从下方关于尊严的文档节选中原样摘录一段文字，起于含有“民国时期,共和了,皇上没有了”的词句，止于“那个天富的自由的自己的自己?”之后。

# 文档节选
==*==

民国时期,共和了,皇上没有了,讲忠君行不通了,就开始讲“精忠报国”,用忠于国家来代替了忠于皇上,看起来似乎进步了一些,但是实际上,报国只是忠君的变体,封建时代怕的是你不忠君,共和了怕的是你不报国,但是实质是一样的,就是你不能谋逆,忠君很明白,那是封建玩意儿,知道那是蔑视个体生命、个体价值,就是讲人活在世界上必须将异己之物当作自己的生活目标,但是对“报国”这个忠君的变体,许多人却不了解。
要尊严地活着,首先得找到自己,自己先就成了一个人,而且是为我的人,自己为自己的人性的尊严负责的人才行。
为了和耻辱的生活告别,我们现在得想一想,我们在多大的程度上属于自己,或者说,我们在多大地程度上,是自由地属于自己的?在户口等等级制的夹缝中,我们如何找到自己,那个天富的自由的自己的自己?
其实尊严不是别人给他的。尊严来自他自己。如果尊严意味着别人的尊重,那么我们说,这尊重不是因为别人,而恰恰是因为他自己值得别人尊重。所以尊严在本质上说,是一种自我决定,你决定自己是一个有尊严的,因而你才获得别人的尊重。许多人在面对屈辱的时候,会不由自主地闭上眼睛,不是因为别的,而是因为他自己试图看不见他自己,在他的内心深处,他内心的眼睛已经告诉他,他已经知道自己正在自己怯懦的言行中失去尊严,然而,他依然没有勇气维护自己的尊严,于是他闭上了外在的眼睛,他让别人知道,他看不见自己。这样,他的尊严仿佛就在这个过程中别自己虚妄地保护了——他通过看不见自己的尊严而保护了自己的所谓尊严。

==*==

# 已知信息
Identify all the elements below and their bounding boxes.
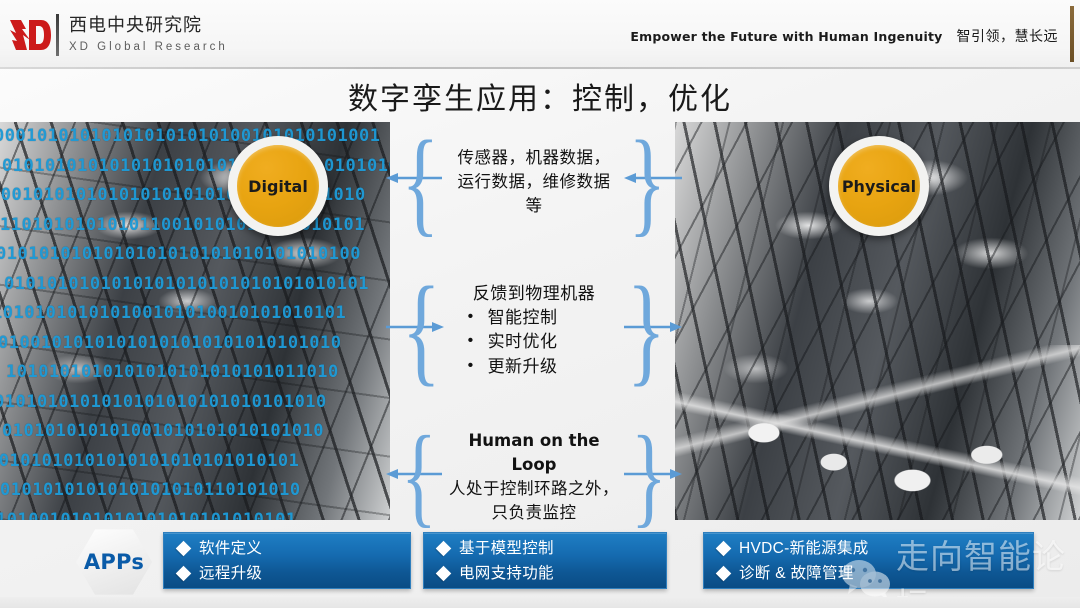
binary-row: 0101010101010101010101010101010101 [4,270,390,300]
digital-side-image: 0001010101010101010101001010101010010101… [0,122,390,520]
binary-row: 010101010101001010101010101010 [2,417,390,447]
apps-panel-item: 诊断 & 故障管理 [718,561,1033,586]
flow-row2-bullet: 智能控制 [466,306,617,331]
binary-row: 10010101010101010101010101010101010 [0,181,390,211]
diamond-bullet-icon [176,565,192,581]
binary-row: 0101010101010101010101010101010100 [0,240,390,270]
flow-row2-bullets: 智能控制 实时优化 更新升级 [452,306,617,380]
brace-left-row3: { [401,442,436,511]
org-name-cn: 西电中央研究院 [69,15,228,36]
binary-row: 0101010101010101010110101010 [0,476,390,506]
flow-row1-text: 传感器，机器数据，运行数据，维修数据等 [449,146,620,218]
flow-row2-bullet: 更新升级 [466,355,617,380]
xd-logo-icon [8,15,52,55]
binary-row: 0101010101010101010101010101010101010 [2,152,390,182]
brand-text: 西电中央研究院 XD Global Research [69,15,228,55]
page-title: 数字孪生应用：控制，优化 [0,74,1080,118]
binary-row: 000101010101010101010100101010101001 [0,122,390,152]
apps-panel-item: HVDC-新能源集成 [718,536,1033,561]
tagline-en: Empower the Future with Human Ingenuity [630,29,942,44]
brace-right-row3: } [631,442,666,511]
binary-row: 01001010101010101010101010101010 [0,329,390,359]
flow-row2-body: 反馈到物理机器 智能控制 实时优化 更新升级 [451,281,618,380]
apps-panel-item: 电网支持功能 [438,561,666,586]
brand-logo-block: 西电中央研究院 XD Global Research [8,14,228,56]
apps-label: APPs [84,550,144,574]
binary-row: 101010101010100101010010101010101 [0,299,390,329]
brace-left-row1: { [402,145,439,218]
header-rule [0,67,1080,69]
apps-item-label: HVDC-新能源集成 [739,536,869,561]
flow-row2-bullet: 实时优化 [466,330,617,355]
apps-panel-item: 软件定义 [178,536,410,561]
binary-row: 1101010101010110010101010101010101 [0,211,390,241]
slide-header: 西电中央研究院 XD Global Research Empower the F… [0,0,1080,68]
apps-panel-item: 基于模型控制 [438,536,666,561]
flow-column: { 传感器，机器数据，运行数据，维修数据等 } { 反馈到物理机器 智能控制 实… [392,122,676,520]
diamond-bullet-icon [176,540,192,556]
diamond-bullet-icon [436,540,452,556]
apps-item-label: 软件定义 [199,536,262,561]
binary-code-overlay: 0001010101010101010101001010101010010101… [0,122,390,520]
header-accent-bar [1070,6,1074,62]
flow-row3-body: Human on the Loop 人处于控制环路之外，只负责监控 [446,429,622,525]
diamond-bullet-icon [436,565,452,581]
brace-right-row1: } [629,145,666,218]
physical-badge: Physical [829,136,929,236]
apps-panel-item: 远程升级 [178,561,410,586]
slide-root: 西电中央研究院 XD Global Research Empower the F… [0,0,1080,608]
bottom-strip [0,597,1080,608]
flow-row-feedback: { 反馈到物理机器 智能控制 实时优化 更新升级 } [392,274,676,386]
flow-row-sensors: { 传感器，机器数据，运行数据，维修数据等 } [392,128,676,236]
binary-row: 0101010101010101010101010101010 [0,388,390,418]
flow-row2-heading: 反馈到物理机器 [452,281,617,306]
header-tagline: Empower the Future with Human Ingenuity … [630,26,1058,46]
apps-badge: APPs [76,528,152,596]
binary-row: 1010101010101010101010101011010 [6,358,390,388]
apps-item-label: 电网支持功能 [459,561,554,586]
brace-right-row2: } [627,292,666,368]
flow-row-human-on-the-loop: { Human on the Loop 人处于控制环路之外，只负责监控 } [392,424,676,530]
apps-panel-control[interactable]: 基于模型控制 电网支持功能 [423,532,667,589]
flow-row3-text: 人处于控制环路之外，只负责监控 [447,477,621,525]
apps-panel-hvdc[interactable]: HVDC-新能源集成 诊断 & 故障管理 [703,532,1034,589]
diamond-bullet-icon [716,540,732,556]
org-name-en: XD Global Research [69,39,228,55]
apps-item-label: 诊断 & 故障管理 [739,561,854,586]
apps-panel-software[interactable]: 软件定义 远程升级 [163,532,411,589]
brace-left-row2: { [402,292,441,368]
apps-item-label: 基于模型控制 [459,536,554,561]
flow-row3-heading-en: Human on the Loop [447,429,621,477]
logo-divider [56,14,59,56]
binary-row: 1010010101010101010101010101 [0,506,390,521]
insulator-string-detail [675,345,1080,520]
tagline-cn: 智引领，慧长远 [957,26,1059,46]
binary-row: 10101010101010101010101010101 [0,447,390,477]
digital-badge: Digital [228,136,328,236]
apps-item-label: 远程升级 [199,561,262,586]
diamond-bullet-icon [716,565,732,581]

==*==

# 书面答复
民国时期,共和了,皇上没有了,讲忠君行不通了,就开始讲“精忠报国”,用忠于国家来代替了忠于皇上,看起来似乎进步了一些,但是实际上,报国只是忠君的变体,封建时代怕的是你不忠君,共和了怕的是你不报国,但是实质是一样的,就是你不能谋逆,忠君很明白,那是封建玩意儿,知道那是蔑视个体生命、个体价值,就是讲人活在世界上必须将异己之物当作自己的生活目标,但是对“报国”这个忠君的变体,许多人却不了解。
要尊严地活着,首先得找到自己,自己先就成了一个人,而且是为我的人,自己为自己的人性的尊严负责的人才行。
为了和耻辱的生活告别,我们现在得想一想,我们在多大的程度上属于自己,或者说,我们在多大地程度上,是自由地属于自己的?在户口等等级制的夹缝中,我们如何找到自己,那个天富的自由的自己的自己?